(Records)
--
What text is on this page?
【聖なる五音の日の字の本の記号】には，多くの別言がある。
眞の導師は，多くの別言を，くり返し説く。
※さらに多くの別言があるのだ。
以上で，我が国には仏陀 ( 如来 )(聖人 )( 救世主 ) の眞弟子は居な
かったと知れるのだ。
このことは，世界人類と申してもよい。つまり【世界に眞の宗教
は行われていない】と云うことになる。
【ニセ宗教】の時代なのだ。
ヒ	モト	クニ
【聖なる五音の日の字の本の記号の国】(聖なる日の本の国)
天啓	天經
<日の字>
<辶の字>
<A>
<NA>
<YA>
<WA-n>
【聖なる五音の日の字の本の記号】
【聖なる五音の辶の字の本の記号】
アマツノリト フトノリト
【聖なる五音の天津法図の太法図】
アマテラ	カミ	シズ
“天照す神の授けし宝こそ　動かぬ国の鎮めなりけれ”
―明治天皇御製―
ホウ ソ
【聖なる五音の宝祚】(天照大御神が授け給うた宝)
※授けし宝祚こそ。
--
GIVEN REQUEST ->
Go through the data and return every record exactly.

RESPONSE TO THE TASK ->
What text is on this page?
【聖なる五音の日の字の本の記号】には，多くの別言がある。
眞の導師は，多くの別言を，くり返し説く。
※さらに多くの別言があるのだ。
以上で，我が国には仏陀 ( 如来 )(聖人 )( 救世主 ) の眞弟子は居な
かったと知れるのだ。
このことは，世界人類と申してもよい。つまり【世界に眞の宗教
は行われていない】と云うことになる。
【ニセ宗教】の時代なのだ。
ヒ	モト	クニ
【聖なる五音の日の字の本の記号の国】(聖なる日の本の国)
天啓	天經
<日の字>
<辶の字>
<A>
<NA>
<YA>
<WA-n>
【聖なる五音の日の字の本の記号】
【聖なる五音の辶の字の本の記号】
アマツノリト フトノリト
【聖なる五音の天津法図の太法図】
アマテラ	カミ	シズ
“天照す神の授けし宝こそ　動かぬ国の鎮めなりけれ”
―明治天皇御製―
ホウ ソ
【聖なる五音の宝祚】(天照大御神が授け給うた宝)
※授けし宝祚こそ。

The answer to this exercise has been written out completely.